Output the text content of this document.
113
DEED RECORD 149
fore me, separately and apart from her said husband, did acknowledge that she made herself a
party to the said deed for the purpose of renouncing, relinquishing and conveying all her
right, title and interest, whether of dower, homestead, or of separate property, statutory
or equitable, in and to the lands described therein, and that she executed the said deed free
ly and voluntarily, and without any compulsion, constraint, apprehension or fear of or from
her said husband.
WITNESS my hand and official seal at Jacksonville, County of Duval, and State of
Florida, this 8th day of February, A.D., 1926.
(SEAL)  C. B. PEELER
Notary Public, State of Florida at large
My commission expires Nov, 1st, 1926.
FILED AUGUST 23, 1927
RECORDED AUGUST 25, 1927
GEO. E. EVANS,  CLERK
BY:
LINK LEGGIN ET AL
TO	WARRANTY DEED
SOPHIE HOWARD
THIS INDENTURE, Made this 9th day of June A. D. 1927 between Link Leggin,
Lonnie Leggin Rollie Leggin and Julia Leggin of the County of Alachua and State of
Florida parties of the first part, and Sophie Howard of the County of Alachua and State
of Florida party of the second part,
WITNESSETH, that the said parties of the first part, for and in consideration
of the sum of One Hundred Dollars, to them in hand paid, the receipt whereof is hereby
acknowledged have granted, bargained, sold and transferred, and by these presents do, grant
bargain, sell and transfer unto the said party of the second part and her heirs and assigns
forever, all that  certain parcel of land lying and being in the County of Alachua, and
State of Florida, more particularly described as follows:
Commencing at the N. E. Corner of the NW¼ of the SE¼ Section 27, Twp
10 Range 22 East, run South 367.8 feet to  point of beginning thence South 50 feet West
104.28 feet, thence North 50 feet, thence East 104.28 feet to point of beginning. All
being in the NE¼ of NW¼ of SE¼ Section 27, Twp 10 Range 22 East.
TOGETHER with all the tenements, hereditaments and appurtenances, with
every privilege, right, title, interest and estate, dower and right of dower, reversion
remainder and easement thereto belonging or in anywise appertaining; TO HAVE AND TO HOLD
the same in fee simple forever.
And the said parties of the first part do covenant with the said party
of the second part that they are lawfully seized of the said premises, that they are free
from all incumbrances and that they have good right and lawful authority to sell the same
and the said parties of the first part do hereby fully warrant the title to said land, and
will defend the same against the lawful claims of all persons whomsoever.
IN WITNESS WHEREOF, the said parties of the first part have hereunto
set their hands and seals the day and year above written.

**STATED TASK:** Every entry should be printed again exactly as written.

**SOLVED EXERCISE:**
Output the text content of this document.
113
DEED RECORD 149
fore me, separately and apart from her said husband, did acknowledge that she made herself a
party to the said deed for the purpose of renouncing, relinquishing and conveying all her
right, title and interest, whether of dower, homestead, or of separate property, statutory
or equitable, in and to the lands described therein, and that she executed the said deed free
ly and voluntarily, and without any compulsion, constraint, apprehension or fear of or from
her said husband.
WITNESS my hand and official seal at Jacksonville, County of Duval, and State of
Florida, this 8th day of February, A.D., 1926.
(SEAL)  C. B. PEELER
Notary Public, State of Florida at large
My commission expires Nov, 1st, 1926.
FILED AUGUST 23, 1927
RECORDED AUGUST 25, 1927
GEO. E. EVANS,  CLERK
BY:
LINK LEGGIN ET AL
TO	WARRANTY DEED
SOPHIE HOWARD
THIS INDENTURE, Made this 9th day of June A. D. 1927 between Link Leggin,
Lonnie Leggin Rollie Leggin and Julia Leggin of the County of Alachua and State of
Florida parties of the first part, and Sophie Howard of the County of Alachua and State
of Florida party of the second part,
WITNESSETH, that the said parties of the first part, for and in consideration
of the sum of One Hundred Dollars, to them in hand paid, the receipt whereof is hereby
acknowledged have granted, bargained, sold and transferred, and by these presents do, grant
bargain, sell and transfer unto the said party of the second part and her heirs and assigns
forever, all that  certain parcel of land lying and being in the County of Alachua, and
State of Florida, more particularly described as follows:
Commencing at the N. E. Corner of the NW¼ of the SE¼ Section 27, Twp
10 Range 22 East, run South 367.8 feet to  point of beginning thence South 50 feet West
104.28 feet, thence North 50 feet, thence East 104.28 feet to point of beginning. All
being in the NE¼ of NW¼ of SE¼ Section 27, Twp 10 Range 22 East.
TOGETHER with all the tenements, hereditaments and appurtenances, with
every privilege, right, title, interest and estate, dower and right of dower, reversion
remainder and easement thereto belonging or in anywise appertaining; TO HAVE AND TO HOLD
the same in fee simple forever.
And the said parties of the first part do covenant with the said party
of the second part that they are lawfully seized of the said premises, that they are free
from all incumbrances and that they have good right and lawful authority to sell the same
and the said parties of the first part do hereby fully warrant the title to said land, and
will defend the same against the lawful claims of all persons whomsoever.
IN WITNESS WHEREOF, the said parties of the first part have hereunto
set their hands and seals the day and year above written.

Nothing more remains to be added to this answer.